Look through the records below and give the number of lines holding the string "this", nothing more.

** Input rows **
__________

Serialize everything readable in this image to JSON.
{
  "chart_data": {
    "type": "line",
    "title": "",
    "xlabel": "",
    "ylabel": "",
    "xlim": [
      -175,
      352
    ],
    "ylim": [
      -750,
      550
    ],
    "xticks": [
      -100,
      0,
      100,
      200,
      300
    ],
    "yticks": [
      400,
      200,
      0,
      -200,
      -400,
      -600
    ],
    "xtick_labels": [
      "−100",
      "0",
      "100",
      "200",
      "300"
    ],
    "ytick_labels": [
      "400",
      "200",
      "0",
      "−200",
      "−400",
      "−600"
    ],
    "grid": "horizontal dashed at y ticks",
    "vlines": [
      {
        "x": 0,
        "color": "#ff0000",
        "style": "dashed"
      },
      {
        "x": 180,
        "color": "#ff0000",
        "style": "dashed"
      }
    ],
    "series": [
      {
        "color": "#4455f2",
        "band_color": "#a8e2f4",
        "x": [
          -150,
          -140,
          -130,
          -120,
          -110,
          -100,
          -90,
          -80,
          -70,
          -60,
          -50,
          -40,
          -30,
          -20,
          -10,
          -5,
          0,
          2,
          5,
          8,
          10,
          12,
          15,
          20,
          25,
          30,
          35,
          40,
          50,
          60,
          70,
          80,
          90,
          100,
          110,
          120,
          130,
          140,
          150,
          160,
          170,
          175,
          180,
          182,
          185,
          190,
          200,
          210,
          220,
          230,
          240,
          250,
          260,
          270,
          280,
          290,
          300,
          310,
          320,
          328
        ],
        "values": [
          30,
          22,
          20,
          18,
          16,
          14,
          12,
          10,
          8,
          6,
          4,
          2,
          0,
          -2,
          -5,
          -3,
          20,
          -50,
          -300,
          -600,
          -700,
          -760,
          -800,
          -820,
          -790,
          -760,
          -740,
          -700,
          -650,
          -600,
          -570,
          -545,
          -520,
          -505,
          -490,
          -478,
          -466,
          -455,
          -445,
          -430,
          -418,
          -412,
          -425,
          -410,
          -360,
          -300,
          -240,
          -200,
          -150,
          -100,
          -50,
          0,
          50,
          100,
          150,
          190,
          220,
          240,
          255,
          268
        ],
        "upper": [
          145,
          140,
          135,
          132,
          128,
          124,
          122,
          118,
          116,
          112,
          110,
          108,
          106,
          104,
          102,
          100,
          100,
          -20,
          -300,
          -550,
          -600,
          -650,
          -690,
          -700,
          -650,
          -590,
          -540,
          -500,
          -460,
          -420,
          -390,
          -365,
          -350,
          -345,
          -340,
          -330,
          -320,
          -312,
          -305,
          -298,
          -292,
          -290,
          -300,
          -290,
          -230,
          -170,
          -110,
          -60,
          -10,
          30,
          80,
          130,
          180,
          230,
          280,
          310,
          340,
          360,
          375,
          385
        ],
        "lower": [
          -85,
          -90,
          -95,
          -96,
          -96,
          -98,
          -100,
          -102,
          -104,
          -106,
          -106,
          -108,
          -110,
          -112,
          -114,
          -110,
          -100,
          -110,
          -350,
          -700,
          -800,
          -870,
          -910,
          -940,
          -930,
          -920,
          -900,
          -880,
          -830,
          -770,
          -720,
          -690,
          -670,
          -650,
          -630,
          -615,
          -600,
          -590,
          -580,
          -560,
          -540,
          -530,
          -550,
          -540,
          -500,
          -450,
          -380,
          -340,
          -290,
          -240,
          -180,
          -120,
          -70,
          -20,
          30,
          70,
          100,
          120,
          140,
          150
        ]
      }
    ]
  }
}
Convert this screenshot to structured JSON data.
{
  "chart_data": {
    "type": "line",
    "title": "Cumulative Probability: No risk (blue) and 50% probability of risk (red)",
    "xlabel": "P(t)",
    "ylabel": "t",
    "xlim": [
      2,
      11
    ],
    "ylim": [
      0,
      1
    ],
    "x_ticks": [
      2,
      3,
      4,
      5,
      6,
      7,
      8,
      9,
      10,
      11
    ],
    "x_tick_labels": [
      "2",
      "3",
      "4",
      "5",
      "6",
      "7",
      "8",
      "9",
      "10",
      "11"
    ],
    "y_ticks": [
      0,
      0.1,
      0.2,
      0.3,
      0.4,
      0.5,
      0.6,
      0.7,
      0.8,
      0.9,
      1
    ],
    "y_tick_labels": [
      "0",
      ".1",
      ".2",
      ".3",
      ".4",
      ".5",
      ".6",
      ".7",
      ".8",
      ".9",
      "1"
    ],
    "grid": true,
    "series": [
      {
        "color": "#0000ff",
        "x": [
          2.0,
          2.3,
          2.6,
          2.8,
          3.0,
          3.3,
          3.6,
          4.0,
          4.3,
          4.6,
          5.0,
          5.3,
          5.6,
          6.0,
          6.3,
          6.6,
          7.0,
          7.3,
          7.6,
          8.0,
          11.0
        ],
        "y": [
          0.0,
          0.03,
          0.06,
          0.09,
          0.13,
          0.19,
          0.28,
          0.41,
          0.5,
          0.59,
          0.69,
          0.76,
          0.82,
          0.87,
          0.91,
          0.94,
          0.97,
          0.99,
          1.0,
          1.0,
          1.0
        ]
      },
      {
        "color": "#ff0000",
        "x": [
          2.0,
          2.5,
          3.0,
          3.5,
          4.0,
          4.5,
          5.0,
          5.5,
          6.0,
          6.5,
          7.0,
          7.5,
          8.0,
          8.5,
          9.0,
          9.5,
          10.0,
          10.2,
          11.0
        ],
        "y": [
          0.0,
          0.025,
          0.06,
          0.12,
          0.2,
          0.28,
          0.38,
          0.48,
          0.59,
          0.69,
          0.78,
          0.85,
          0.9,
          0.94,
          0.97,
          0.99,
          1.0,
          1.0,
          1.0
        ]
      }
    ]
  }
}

__________

** Output of the task **
2